- **Exercise**:
The output should be every line below that includes the word "Consumir".

[Dataset entries for page text]
━━━━━━━━━━
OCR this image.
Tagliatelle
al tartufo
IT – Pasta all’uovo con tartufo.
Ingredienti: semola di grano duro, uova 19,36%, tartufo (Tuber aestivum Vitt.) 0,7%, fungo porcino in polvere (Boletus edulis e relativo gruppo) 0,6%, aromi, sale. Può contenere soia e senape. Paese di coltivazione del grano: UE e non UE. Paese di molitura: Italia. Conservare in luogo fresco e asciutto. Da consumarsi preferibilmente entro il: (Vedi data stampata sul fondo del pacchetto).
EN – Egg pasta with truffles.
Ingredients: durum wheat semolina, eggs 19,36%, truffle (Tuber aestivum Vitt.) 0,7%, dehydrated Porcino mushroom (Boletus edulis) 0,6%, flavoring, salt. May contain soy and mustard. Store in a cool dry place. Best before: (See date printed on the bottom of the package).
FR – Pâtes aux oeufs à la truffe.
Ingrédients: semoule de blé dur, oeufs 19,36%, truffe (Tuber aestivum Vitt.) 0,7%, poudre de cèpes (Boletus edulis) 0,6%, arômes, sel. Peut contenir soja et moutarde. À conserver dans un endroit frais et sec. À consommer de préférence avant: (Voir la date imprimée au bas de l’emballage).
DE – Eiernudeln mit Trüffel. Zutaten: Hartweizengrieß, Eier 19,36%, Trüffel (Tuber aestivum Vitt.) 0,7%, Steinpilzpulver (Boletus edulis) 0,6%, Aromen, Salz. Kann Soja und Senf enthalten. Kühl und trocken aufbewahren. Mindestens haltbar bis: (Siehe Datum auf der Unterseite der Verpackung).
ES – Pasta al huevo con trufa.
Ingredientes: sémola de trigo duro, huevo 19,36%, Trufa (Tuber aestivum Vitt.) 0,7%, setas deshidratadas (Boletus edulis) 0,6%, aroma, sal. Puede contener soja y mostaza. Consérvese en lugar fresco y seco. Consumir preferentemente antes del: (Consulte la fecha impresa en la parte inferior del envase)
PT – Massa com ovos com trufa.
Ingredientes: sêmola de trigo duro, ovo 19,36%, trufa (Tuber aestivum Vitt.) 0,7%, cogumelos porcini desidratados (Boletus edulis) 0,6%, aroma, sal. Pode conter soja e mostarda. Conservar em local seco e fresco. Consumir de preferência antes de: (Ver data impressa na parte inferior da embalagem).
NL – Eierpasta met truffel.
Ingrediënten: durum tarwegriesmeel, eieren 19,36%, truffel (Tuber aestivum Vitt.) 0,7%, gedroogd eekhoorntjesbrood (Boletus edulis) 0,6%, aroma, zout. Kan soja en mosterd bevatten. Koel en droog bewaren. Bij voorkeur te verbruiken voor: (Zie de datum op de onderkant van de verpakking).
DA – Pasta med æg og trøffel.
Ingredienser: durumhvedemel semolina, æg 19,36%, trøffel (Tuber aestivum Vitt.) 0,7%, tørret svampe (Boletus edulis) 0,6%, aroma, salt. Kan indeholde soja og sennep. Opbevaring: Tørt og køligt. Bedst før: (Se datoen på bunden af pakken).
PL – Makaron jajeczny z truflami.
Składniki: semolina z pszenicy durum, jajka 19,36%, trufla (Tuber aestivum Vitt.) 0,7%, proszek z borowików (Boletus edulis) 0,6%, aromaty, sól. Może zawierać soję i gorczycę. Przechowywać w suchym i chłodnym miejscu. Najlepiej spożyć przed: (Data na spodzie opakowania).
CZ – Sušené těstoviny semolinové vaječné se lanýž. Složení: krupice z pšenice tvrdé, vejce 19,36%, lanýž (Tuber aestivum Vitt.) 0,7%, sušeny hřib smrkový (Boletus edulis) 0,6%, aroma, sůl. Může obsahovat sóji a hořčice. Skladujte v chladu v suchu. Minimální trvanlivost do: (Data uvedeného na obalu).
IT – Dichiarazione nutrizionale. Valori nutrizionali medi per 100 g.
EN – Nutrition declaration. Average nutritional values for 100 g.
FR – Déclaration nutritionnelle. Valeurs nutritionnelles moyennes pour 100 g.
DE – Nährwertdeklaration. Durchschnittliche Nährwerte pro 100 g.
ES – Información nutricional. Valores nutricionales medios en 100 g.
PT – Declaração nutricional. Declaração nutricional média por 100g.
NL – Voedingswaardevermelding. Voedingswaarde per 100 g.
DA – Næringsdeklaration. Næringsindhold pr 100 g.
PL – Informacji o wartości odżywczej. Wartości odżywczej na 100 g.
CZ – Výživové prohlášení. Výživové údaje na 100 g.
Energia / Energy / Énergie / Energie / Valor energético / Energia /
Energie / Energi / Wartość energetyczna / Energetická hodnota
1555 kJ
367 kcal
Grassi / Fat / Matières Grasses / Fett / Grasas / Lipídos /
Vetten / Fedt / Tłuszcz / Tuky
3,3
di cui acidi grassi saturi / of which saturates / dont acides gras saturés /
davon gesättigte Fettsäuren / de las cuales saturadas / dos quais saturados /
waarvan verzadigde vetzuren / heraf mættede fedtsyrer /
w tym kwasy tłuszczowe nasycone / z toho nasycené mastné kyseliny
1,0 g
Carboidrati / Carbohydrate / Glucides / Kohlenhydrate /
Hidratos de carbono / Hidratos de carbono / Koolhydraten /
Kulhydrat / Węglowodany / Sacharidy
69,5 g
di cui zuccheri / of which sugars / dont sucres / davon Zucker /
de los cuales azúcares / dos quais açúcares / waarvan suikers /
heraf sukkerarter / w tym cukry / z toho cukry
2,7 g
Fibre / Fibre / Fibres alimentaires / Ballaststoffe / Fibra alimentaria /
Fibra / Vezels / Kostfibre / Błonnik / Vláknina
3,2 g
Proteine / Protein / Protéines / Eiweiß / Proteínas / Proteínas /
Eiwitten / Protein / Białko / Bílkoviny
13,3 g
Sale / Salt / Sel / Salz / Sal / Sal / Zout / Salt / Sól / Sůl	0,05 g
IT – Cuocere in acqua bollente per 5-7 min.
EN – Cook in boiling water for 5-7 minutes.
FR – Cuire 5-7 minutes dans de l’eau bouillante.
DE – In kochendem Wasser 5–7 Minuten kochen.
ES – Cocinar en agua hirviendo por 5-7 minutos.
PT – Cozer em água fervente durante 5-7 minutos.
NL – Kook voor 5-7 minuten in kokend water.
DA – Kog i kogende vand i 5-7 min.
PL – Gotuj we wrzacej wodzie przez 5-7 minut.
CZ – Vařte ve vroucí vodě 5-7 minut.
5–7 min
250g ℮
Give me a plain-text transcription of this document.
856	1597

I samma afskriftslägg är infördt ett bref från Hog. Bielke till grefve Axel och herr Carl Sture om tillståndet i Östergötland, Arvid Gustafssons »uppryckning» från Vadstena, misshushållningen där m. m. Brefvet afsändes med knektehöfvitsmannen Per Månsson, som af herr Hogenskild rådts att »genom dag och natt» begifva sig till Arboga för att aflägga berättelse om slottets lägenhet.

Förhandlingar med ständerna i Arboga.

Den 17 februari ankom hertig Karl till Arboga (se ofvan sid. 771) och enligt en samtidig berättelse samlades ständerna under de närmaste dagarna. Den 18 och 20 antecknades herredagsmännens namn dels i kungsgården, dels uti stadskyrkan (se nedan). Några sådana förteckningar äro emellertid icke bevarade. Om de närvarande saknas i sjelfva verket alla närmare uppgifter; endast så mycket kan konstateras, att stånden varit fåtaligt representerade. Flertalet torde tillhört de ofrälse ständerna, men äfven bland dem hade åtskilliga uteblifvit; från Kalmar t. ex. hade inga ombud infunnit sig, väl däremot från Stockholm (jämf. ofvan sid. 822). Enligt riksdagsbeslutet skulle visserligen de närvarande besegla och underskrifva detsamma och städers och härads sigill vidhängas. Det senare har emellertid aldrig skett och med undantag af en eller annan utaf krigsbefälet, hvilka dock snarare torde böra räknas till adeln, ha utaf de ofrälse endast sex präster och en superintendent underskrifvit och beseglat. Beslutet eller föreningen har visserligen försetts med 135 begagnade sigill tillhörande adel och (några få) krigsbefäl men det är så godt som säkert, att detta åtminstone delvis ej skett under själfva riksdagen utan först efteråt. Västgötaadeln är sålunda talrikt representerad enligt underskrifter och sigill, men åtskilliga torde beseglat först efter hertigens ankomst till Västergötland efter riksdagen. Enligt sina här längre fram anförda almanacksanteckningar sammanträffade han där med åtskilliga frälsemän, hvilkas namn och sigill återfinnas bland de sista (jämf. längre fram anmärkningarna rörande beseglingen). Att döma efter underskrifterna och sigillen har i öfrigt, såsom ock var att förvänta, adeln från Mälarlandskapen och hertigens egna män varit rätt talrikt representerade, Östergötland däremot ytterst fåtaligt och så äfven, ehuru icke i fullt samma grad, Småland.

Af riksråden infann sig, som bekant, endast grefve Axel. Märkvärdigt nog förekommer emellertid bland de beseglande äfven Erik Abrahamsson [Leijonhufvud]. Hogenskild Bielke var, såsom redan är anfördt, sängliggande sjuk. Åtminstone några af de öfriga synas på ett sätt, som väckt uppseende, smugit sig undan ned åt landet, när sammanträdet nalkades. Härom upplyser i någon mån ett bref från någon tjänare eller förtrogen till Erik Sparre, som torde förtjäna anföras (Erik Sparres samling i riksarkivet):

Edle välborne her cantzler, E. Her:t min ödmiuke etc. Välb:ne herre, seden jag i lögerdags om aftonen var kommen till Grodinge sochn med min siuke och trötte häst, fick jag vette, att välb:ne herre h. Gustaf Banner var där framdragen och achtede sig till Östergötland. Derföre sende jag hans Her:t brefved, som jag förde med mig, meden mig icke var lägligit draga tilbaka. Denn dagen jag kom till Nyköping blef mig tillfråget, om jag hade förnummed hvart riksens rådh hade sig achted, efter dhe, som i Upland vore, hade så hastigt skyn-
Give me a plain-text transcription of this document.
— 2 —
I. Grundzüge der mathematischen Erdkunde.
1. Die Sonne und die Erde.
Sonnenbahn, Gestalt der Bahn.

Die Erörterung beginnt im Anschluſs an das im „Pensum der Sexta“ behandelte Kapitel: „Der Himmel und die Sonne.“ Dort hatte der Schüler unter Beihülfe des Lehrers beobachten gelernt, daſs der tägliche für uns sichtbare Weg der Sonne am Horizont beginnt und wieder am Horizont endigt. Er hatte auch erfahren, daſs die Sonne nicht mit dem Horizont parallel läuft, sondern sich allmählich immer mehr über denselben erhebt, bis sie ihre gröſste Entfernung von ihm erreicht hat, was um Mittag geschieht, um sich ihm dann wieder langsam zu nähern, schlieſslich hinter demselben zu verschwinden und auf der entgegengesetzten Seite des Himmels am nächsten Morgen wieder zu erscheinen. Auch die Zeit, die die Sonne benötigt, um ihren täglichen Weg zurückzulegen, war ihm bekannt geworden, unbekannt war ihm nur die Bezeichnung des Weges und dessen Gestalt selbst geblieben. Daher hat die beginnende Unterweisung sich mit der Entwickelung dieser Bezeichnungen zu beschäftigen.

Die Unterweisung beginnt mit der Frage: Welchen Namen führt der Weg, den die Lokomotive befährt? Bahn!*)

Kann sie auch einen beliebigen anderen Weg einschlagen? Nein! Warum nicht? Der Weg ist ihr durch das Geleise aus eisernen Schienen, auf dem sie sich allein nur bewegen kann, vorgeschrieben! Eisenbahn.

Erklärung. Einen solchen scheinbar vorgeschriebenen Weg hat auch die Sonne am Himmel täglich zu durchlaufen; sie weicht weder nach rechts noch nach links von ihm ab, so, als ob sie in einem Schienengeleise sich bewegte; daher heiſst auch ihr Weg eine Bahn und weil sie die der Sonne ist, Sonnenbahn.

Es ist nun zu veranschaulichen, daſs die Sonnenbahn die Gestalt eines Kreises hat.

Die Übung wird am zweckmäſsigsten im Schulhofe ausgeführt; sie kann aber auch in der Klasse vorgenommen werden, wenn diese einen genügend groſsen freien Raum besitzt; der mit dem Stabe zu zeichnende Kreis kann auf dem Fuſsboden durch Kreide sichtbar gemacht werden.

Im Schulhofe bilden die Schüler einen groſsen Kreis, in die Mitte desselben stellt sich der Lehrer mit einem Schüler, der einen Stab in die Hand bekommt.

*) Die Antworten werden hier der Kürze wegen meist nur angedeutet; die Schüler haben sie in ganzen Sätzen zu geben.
━━━━━━━━━━
- **Written response**:
Ingredientes: sémola de trigo duro, huevo 19,36%, Trufa (Tuber aestivum Vitt.) 0,7%, setas deshidratadas (Boletus edulis) 0,6%, aroma, sal. Puede contener soja y mostaza. Consérvese en lugar fresco y seco. Consumir preferentemente antes del: (Consulte la fecha impresa en la parte inferior del envase)
Ingredientes: sêmola de trigo duro, ovo 19,36%, trufa (Tuber aestivum Vitt.) 0,7%, cogumelos porcini desidratados (Boletus edulis) 0,6%, aroma, sal. Pode conter soja e mostarda. Conservar em local seco e fresco. Consumir de preferência antes de: (Ver data impressa na parte inferior da embalagem).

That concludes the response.